=== TASK GOAL ===
Word for word, print each line of the listing below; pictures stay out.
- - - - -
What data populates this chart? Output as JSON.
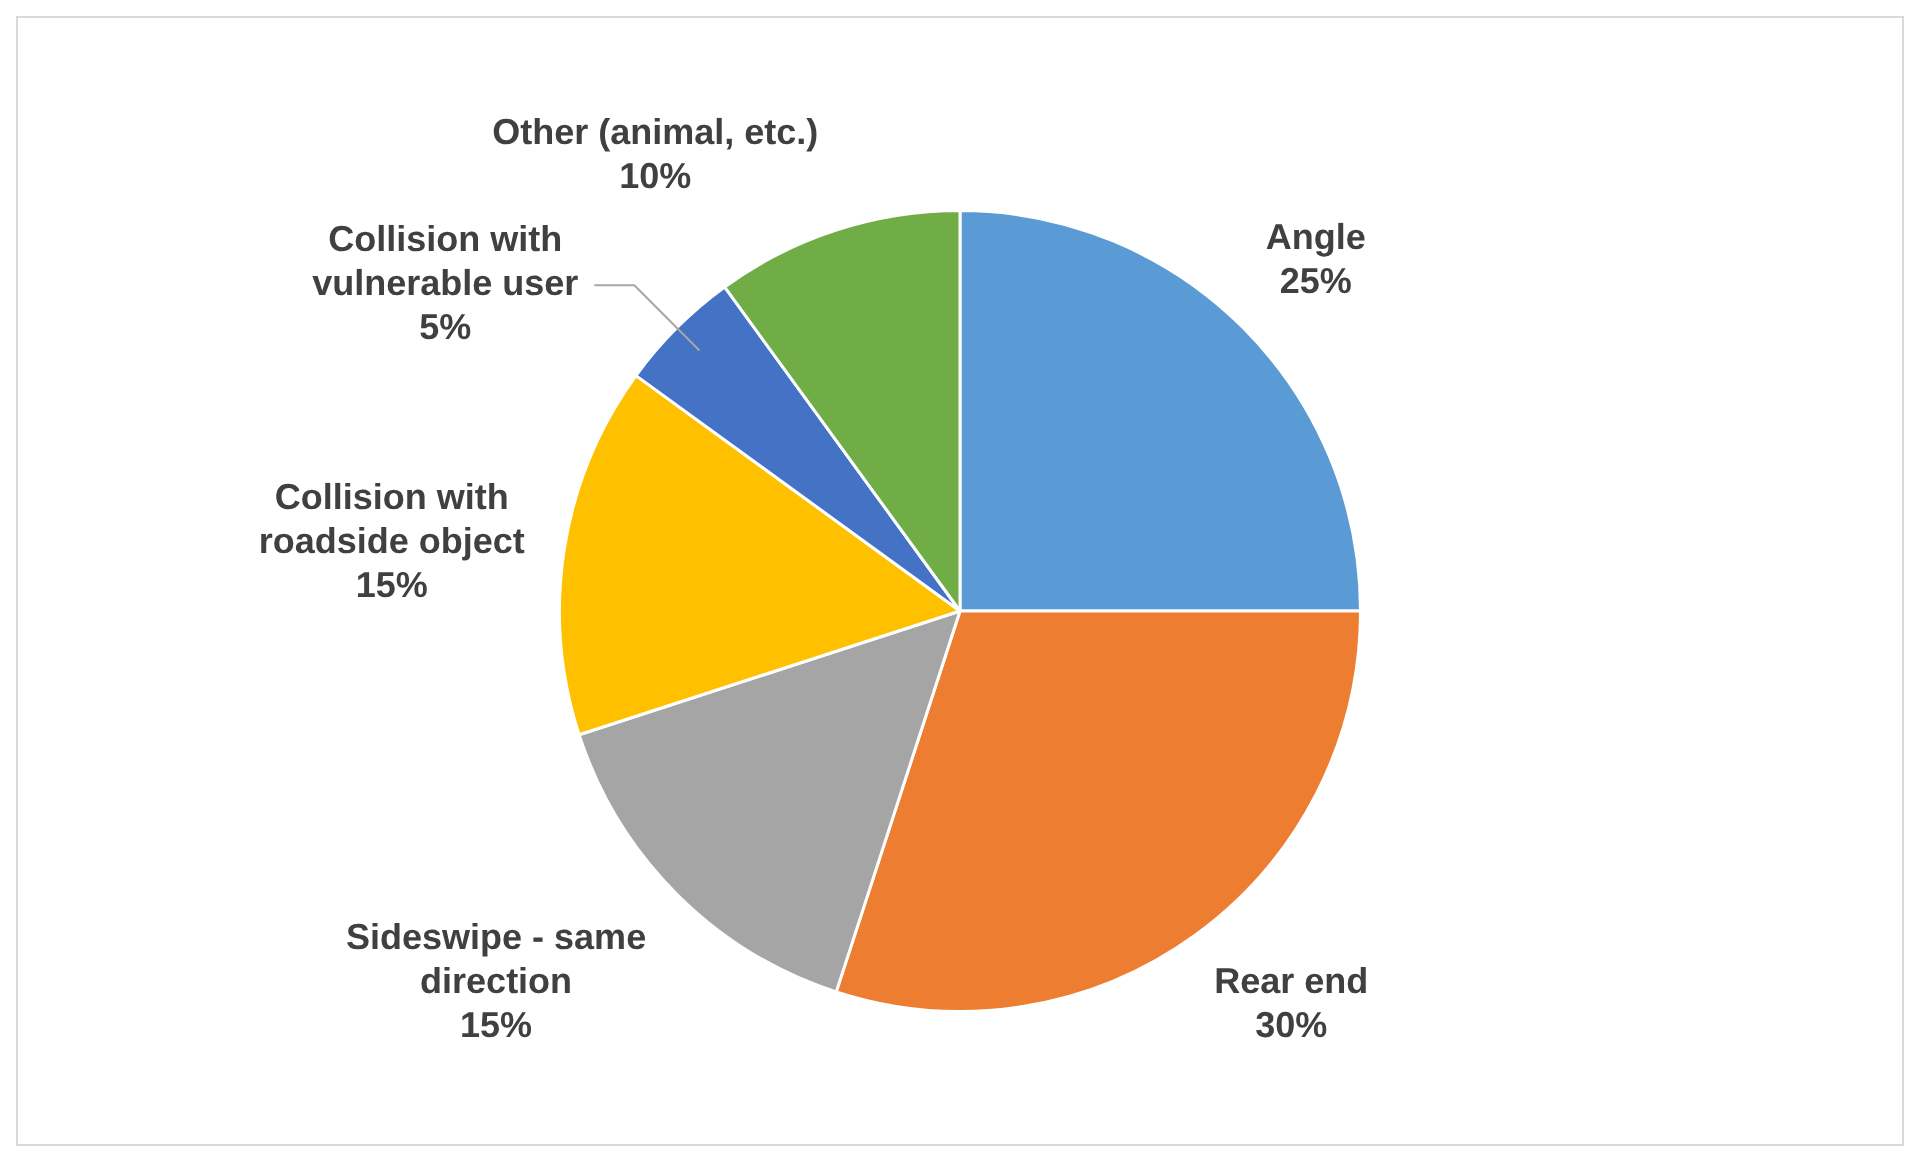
{
  "chart_data": {
    "type": "pie",
    "categories": [
      "Angle",
      "Rear end",
      "Sideswipe - same direction",
      "Collision with roadside object",
      "Collision with vulnerable user",
      "Other (animal, etc.)"
    ],
    "values": [
      25,
      30,
      15,
      15,
      5,
      10
    ],
    "value_labels": [
      "25%",
      "30%",
      "15%",
      "15%",
      "5%",
      "10%"
    ],
    "colors": [
      "#5b9bd5",
      "#ed7d31",
      "#a5a5a5",
      "#ffc000",
      "#4472c4",
      "#70ad47"
    ],
    "legend": false
  }
}
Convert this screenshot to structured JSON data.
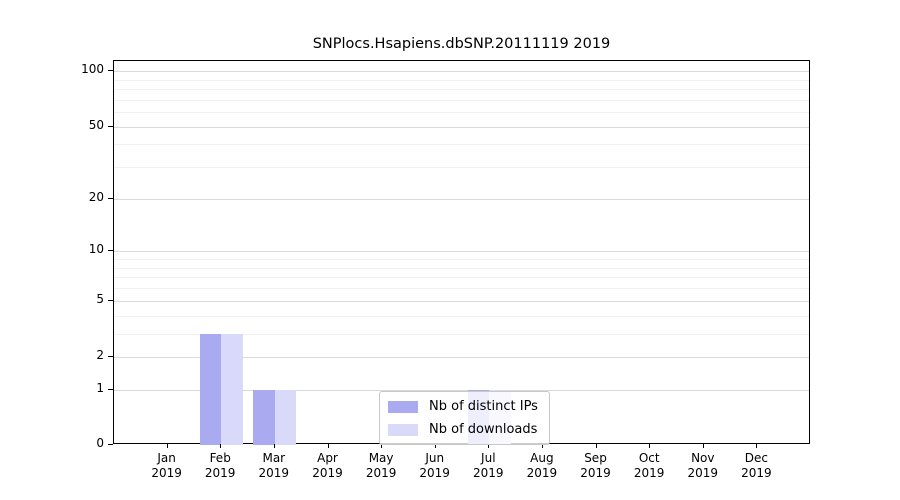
- - - - -
=== PROBLEM SOLUTION ===
What data populates this chart? Output as JSON.
{
  "chart_data": {
    "type": "pie",
    "categories": [
      "Angle",
      "Rear end",
      "Sideswipe - same direction",
      "Collision with roadside object",
      "Collision with vulnerable user",
      "Other (animal, etc.)"
    ],
    "values": [
      25,
      30,
      15,
      15,
      5,
      10
    ],
    "value_labels": [
      "25%",
      "30%",
      "15%",
      "15%",
      "5%",
      "10%"
    ],
    "colors": [
      "#5b9bd5",
      "#ed7d31",
      "#a5a5a5",
      "#ffc000",
      "#4472c4",
      "#70ad47"
    ],
    "legend": false
  }
}
Convert this screenshot to structured JSON data.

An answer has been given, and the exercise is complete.